Extract, from the records beneath this instruction, each line that contains the word "Planning".

## start ENTRIES SHOWN

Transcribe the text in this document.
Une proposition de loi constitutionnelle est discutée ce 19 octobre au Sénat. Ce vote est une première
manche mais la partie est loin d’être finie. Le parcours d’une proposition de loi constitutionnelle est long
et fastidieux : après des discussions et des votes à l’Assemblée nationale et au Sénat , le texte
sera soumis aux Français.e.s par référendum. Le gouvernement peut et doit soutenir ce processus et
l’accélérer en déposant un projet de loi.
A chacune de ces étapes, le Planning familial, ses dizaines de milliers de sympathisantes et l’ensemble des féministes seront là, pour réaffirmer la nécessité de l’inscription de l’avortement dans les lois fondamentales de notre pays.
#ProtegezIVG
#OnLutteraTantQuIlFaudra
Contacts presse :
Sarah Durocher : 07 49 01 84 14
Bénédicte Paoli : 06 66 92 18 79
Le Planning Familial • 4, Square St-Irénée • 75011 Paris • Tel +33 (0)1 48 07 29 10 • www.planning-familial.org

## end ENTRIES SHOWN

■ ANSWER TO THIS PROBLEM ■
A chacune de ces étapes, le Planning familial, ses dizaines de milliers de sympathisantes et l’ensemble des féministes seront là, pour réaffirmer la nécessité de l’inscription de l’avortement dans les lois fondamentales de notre pays.
Le Planning Familial • 4, Square St-Irénée • 75011 Paris • Tel +33 (0)1 48 07 29 10 • www.planning-familial.org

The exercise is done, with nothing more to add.